SET EXERCISE: Each line of the material below that holds the word "take" needs to be copied.

══ RECORDS FOR THIS TASK

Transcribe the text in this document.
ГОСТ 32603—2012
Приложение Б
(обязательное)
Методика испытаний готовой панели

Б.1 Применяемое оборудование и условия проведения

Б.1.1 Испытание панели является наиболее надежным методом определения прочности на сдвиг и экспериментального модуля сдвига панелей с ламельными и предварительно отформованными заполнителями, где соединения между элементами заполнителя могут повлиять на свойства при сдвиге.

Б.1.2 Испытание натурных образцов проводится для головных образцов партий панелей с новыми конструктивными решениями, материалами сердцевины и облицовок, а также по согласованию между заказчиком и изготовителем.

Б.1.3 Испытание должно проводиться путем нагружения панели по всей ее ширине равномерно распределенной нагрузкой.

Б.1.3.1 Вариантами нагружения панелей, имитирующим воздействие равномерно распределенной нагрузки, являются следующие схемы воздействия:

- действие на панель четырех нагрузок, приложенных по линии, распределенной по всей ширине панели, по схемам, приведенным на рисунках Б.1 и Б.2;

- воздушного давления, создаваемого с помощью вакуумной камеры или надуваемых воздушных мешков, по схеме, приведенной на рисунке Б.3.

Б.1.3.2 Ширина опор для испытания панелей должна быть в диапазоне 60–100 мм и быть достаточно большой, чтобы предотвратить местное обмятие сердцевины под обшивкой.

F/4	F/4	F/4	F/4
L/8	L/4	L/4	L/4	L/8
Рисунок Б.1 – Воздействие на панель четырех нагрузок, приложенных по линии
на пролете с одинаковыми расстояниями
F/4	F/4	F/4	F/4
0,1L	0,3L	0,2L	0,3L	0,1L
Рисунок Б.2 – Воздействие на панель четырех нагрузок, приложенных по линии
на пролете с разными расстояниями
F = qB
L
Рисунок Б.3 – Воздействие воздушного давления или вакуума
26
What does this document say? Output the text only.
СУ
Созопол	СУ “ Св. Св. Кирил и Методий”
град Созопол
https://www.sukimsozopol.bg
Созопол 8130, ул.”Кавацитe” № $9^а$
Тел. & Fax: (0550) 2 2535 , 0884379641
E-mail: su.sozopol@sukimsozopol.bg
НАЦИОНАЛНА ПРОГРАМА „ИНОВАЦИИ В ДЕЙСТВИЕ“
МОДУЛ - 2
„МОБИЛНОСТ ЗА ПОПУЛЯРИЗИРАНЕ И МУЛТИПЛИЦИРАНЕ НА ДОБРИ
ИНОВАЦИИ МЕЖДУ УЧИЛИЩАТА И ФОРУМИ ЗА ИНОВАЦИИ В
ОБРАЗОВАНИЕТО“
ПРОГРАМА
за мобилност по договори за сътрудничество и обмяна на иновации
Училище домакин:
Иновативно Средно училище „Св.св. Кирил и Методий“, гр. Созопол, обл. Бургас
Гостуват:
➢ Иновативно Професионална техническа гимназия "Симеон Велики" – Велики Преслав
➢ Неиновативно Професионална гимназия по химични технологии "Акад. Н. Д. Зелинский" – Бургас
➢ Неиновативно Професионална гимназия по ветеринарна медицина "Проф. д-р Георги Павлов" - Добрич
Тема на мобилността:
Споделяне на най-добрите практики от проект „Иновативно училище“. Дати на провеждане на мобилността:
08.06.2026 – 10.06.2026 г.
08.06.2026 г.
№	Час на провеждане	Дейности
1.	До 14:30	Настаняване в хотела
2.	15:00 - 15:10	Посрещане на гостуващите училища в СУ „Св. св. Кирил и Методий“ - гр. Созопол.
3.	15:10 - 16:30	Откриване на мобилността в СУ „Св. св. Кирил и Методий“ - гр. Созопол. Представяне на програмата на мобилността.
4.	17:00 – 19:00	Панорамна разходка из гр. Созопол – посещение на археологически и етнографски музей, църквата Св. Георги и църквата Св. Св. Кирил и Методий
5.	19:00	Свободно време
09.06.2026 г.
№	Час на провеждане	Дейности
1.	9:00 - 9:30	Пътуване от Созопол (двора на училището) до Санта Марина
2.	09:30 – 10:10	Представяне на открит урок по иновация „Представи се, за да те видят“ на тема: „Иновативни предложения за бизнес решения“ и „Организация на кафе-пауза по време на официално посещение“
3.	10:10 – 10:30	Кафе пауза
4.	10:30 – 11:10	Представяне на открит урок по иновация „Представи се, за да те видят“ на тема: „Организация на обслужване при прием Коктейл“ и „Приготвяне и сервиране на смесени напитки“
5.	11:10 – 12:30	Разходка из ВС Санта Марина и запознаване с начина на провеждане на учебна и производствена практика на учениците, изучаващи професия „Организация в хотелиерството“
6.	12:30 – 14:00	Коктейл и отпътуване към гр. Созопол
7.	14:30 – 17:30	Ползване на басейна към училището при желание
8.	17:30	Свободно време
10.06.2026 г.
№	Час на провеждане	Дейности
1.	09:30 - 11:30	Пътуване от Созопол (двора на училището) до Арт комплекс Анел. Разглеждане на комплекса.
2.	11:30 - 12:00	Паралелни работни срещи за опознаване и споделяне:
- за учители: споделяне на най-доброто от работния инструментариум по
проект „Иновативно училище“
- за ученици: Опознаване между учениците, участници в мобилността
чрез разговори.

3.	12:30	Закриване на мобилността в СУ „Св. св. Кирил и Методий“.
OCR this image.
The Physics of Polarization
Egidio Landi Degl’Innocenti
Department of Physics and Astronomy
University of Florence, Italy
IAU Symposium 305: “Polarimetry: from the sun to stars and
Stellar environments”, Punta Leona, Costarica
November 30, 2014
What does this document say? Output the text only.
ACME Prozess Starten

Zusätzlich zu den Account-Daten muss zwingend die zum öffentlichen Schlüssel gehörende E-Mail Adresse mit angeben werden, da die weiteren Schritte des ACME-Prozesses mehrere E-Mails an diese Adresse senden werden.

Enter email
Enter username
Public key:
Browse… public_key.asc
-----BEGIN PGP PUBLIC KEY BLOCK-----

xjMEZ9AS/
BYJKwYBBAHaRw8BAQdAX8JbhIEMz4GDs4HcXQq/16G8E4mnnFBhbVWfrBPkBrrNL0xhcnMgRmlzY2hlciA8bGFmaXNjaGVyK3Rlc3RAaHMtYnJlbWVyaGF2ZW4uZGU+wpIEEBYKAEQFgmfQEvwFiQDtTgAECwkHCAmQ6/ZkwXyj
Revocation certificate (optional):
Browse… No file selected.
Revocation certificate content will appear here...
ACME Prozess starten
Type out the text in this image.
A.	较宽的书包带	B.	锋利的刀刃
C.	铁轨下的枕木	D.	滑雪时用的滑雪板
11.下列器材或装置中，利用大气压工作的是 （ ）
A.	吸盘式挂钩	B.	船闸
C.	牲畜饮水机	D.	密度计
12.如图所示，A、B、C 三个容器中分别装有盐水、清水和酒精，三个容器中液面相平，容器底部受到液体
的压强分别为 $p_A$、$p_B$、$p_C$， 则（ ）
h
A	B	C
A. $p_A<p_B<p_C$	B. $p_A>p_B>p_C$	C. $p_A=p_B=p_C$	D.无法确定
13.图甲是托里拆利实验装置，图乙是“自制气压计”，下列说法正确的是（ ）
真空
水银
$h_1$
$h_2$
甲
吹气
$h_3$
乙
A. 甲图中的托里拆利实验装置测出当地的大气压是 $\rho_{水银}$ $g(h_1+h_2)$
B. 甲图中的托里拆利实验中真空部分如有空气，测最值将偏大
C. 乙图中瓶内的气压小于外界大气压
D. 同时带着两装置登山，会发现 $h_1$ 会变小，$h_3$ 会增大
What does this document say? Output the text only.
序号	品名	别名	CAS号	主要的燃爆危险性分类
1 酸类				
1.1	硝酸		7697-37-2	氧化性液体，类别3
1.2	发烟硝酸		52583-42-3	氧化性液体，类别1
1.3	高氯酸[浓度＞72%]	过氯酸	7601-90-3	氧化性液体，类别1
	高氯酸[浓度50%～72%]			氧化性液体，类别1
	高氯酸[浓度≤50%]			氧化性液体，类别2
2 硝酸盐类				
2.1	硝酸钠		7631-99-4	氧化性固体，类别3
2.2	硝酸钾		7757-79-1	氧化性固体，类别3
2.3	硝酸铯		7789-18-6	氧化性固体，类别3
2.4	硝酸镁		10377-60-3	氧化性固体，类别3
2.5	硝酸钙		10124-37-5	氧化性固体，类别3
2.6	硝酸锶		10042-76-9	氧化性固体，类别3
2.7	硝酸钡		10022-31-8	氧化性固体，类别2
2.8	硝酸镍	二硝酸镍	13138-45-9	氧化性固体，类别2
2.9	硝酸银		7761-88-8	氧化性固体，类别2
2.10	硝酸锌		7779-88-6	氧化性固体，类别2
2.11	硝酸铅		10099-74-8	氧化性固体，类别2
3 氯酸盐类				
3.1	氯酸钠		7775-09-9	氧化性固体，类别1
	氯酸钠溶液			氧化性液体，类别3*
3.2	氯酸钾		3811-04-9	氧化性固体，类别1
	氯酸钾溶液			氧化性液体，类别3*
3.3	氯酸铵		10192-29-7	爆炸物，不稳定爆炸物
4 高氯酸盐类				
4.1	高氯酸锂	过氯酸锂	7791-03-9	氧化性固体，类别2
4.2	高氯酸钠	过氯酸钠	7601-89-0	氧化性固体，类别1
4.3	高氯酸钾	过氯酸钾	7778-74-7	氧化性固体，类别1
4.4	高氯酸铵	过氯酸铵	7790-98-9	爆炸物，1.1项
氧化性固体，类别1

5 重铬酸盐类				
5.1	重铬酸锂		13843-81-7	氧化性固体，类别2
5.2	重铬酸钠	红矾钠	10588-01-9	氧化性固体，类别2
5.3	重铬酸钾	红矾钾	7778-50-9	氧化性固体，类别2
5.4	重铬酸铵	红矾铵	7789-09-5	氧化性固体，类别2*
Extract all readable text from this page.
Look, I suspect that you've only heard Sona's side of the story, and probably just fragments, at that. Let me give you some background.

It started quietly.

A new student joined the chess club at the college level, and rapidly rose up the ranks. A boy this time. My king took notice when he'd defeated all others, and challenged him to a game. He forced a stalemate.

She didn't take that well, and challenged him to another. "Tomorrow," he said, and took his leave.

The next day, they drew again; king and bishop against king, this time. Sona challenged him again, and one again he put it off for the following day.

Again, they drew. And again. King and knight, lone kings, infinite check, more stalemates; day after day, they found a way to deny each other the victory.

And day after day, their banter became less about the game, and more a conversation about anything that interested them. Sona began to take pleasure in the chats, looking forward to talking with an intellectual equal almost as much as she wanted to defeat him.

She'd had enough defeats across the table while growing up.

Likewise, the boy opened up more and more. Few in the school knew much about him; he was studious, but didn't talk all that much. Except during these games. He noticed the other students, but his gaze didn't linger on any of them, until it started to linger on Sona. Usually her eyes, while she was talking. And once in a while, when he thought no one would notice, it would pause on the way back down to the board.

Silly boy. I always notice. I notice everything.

════

SOLUTION TO THE EXERCISE:
She didn't take that well, and challenged him to another. "Tomorrow," he said, and took his leave.
And day after day, their banter became less about the game, and more a conversation about anything that interested them. Sona began to take pleasure in the chats, looking forward to talking with an intellectual equal almost as much as she wanted to defeat him.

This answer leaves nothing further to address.